[Some records]
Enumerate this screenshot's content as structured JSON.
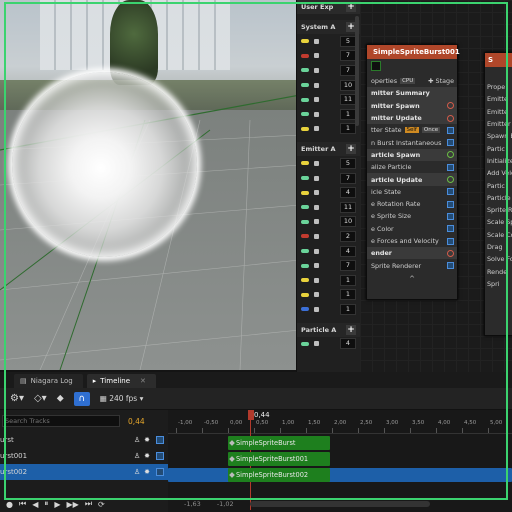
{
  "param_panel": {
    "header": "User Exp",
    "system_section": "System A",
    "system_rows": [
      {
        "color": "#e8d23c",
        "value": "5"
      },
      {
        "color": "#c23b2f",
        "value": "7"
      },
      {
        "color": "#6ad39a",
        "value": "7"
      },
      {
        "color": "#6ad39a",
        "value": "10"
      },
      {
        "color": "#6ad39a",
        "value": "11"
      },
      {
        "color": "#6ad39a",
        "value": "1"
      },
      {
        "color": "#e8d23c",
        "value": "1"
      }
    ],
    "emitter_section": "Emitter A",
    "emitter_rows": [
      {
        "color": "#e8d23c",
        "value": "5"
      },
      {
        "color": "#6ad39a",
        "value": "7"
      },
      {
        "color": "#e8d23c",
        "value": "4"
      },
      {
        "color": "#6ad39a",
        "value": "11"
      },
      {
        "color": "#6ad39a",
        "value": "10"
      },
      {
        "color": "#c23b2f",
        "value": "2"
      },
      {
        "color": "#6ad39a",
        "value": "4"
      },
      {
        "color": "#6ad39a",
        "value": "7"
      },
      {
        "color": "#e8d23c",
        "value": "1"
      },
      {
        "color": "#e8d23c",
        "value": "1"
      },
      {
        "color": "#3b6fd6",
        "value": "1"
      }
    ],
    "particle_section": "Particle A",
    "particle_rows": [
      {
        "color": "#6ad39a",
        "value": "4"
      }
    ]
  },
  "node_main": {
    "title": "SimpleSpriteBurst001",
    "properties_label": "operties",
    "stage_label": "Stage",
    "rows": [
      {
        "label": "mitter Summary",
        "kind": "group"
      },
      {
        "label": "mitter Spawn",
        "kind": "group-add"
      },
      {
        "label": "mitter Update",
        "kind": "group-add"
      },
      {
        "label": "tter State",
        "kind": "check",
        "tag1": "Self",
        "tag2": "Once"
      },
      {
        "label": "n Burst Instantaneous",
        "kind": "check"
      },
      {
        "label": "article Spawn",
        "kind": "group-add-green"
      },
      {
        "label": "alize Particle",
        "kind": "check"
      },
      {
        "label": "article Update",
        "kind": "group-add-green"
      },
      {
        "label": "icle State",
        "kind": "check"
      },
      {
        "label": "e Rotation Rate",
        "kind": "check"
      },
      {
        "label": "e Sprite Size",
        "kind": "check"
      },
      {
        "label": "e Color",
        "kind": "check"
      },
      {
        "label": "e Forces and Velocity",
        "kind": "check"
      },
      {
        "label": "ender",
        "kind": "group-add"
      },
      {
        "label": "Sprite Renderer",
        "kind": "check"
      }
    ],
    "collapse_glyph": "^"
  },
  "node_side": {
    "title": "S",
    "rows": [
      "Prope",
      "Emitte",
      "Emitte",
      "Emitter",
      "Spawn B",
      "Partic",
      "Initialize",
      "Add Velo",
      "Partic",
      "Particle",
      "Sprite R",
      "Scale Sp",
      "Scale Co",
      "Drag",
      "Solve Fo",
      "Rende",
      "Spri"
    ]
  },
  "tabs": [
    {
      "label": "Niagara Log",
      "active": false
    },
    {
      "label": "Timeline",
      "active": true
    }
  ],
  "timeline": {
    "fps_label": "240 fps",
    "search_placeholder": "Search Tracks",
    "current_time": "0,44",
    "playhead_label": "0,44",
    "tracks": [
      {
        "name": "urst",
        "selected": false
      },
      {
        "name": "urst001",
        "selected": false
      },
      {
        "name": "urst002",
        "selected": true
      }
    ],
    "ruler_ticks": [
      "-1,00",
      "-0,50",
      "0,00",
      "0,50",
      "1,00",
      "1,50",
      "2,00",
      "2,50",
      "3,00",
      "3,50",
      "4,00",
      "4,50",
      "5,00"
    ],
    "bars": [
      "SimpleSpriteBurst",
      "SimpleSpriteBurst001",
      "SimpleSpriteBurst002"
    ],
    "bottom_left": "-1,63",
    "bottom_mid": "-1,02"
  }
}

**Written request**:
Your copy of the data above should match it exactly, except that pictures are left out.

**Result of the task**:
Enumerate this screenshot's content as structured JSON.
{
  "param_panel": {
    "header": "User Exp",
    "system_section": "System A",
    "system_rows": [
      {
        "color": "#e8d23c",
        "value": "5"
      },
      {
        "color": "#c23b2f",
        "value": "7"
      },
      {
        "color": "#6ad39a",
        "value": "7"
      },
      {
        "color": "#6ad39a",
        "value": "10"
      },
      {
        "color": "#6ad39a",
        "value": "11"
      },
      {
        "color": "#6ad39a",
        "value": "1"
      },
      {
        "color": "#e8d23c",
        "value": "1"
      }
    ],
    "emitter_section": "Emitter A",
    "emitter_rows": [
      {
        "color": "#e8d23c",
        "value": "5"
      },
      {
        "color": "#6ad39a",
        "value": "7"
      },
      {
        "color": "#e8d23c",
        "value": "4"
      },
      {
        "color": "#6ad39a",
        "value": "11"
      },
      {
        "color": "#6ad39a",
        "value": "10"
      },
      {
        "color": "#c23b2f",
        "value": "2"
      },
      {
        "color": "#6ad39a",
        "value": "4"
      },
      {
        "color": "#6ad39a",
        "value": "7"
      },
      {
        "color": "#e8d23c",
        "value": "1"
      },
      {
        "color": "#e8d23c",
        "value": "1"
      },
      {
        "color": "#3b6fd6",
        "value": "1"
      }
    ],
    "particle_section": "Particle A",
    "particle_rows": [
      {
        "color": "#6ad39a",
        "value": "4"
      }
    ]
  },
  "node_main": {
    "title": "SimpleSpriteBurst001",
    "properties_label": "operties",
    "stage_label": "Stage",
    "rows": [
      {
        "label": "mitter Summary",
        "kind": "group"
      },
      {
        "label": "mitter Spawn",
        "kind": "group-add"
      },
      {
        "label": "mitter Update",
        "kind": "group-add"
      },
      {
        "label": "tter State",
        "kind": "check",
        "tag1": "Self",
        "tag2": "Once"
      },
      {
        "label": "n Burst Instantaneous",
        "kind": "check"
      },
      {
        "label": "article Spawn",
        "kind": "group-add-green"
      },
      {
        "label": "alize Particle",
        "kind": "check"
      },
      {
        "label": "article Update",
        "kind": "group-add-green"
      },
      {
        "label": "icle State",
        "kind": "check"
      },
      {
        "label": "e Rotation Rate",
        "kind": "check"
      },
      {
        "label": "e Sprite Size",
        "kind": "check"
      },
      {
        "label": "e Color",
        "kind": "check"
      },
      {
        "label": "e Forces and Velocity",
        "kind": "check"
      },
      {
        "label": "ender",
        "kind": "group-add"
      },
      {
        "label": "Sprite Renderer",
        "kind": "check"
      }
    ],
    "collapse_glyph": "^"
  },
  "node_side": {
    "title": "S",
    "rows": [
      "Prope",
      "Emitte",
      "Emitte",
      "Emitter",
      "Spawn B",
      "Partic",
      "Initialize",
      "Add Velo",
      "Partic",
      "Particle",
      "Sprite R",
      "Scale Sp",
      "Scale Co",
      "Drag",
      "Solve Fo",
      "Rende",
      "Spri"
    ]
  },
  "tabs": [
    {
      "label": "Niagara Log",
      "active": false
    },
    {
      "label": "Timeline",
      "active": true
    }
  ],
  "timeline": {
    "fps_label": "240 fps",
    "search_placeholder": "Search Tracks",
    "current_time": "0,44",
    "playhead_label": "0,44",
    "tracks": [
      {
        "name": "urst",
        "selected": false
      },
      {
        "name": "urst001",
        "selected": false
      },
      {
        "name": "urst002",
        "selected": true
      }
    ],
    "ruler_ticks": [
      "-1,00",
      "-0,50",
      "0,00",
      "0,50",
      "1,00",
      "1,50",
      "2,00",
      "2,50",
      "3,00",
      "3,50",
      "4,00",
      "4,50",
      "5,00"
    ],
    "bars": [
      "SimpleSpriteBurst",
      "SimpleSpriteBurst001",
      "SimpleSpriteBurst002"
    ],
    "bottom_left": "-1,63",
    "bottom_mid": "-1,02"
  }
}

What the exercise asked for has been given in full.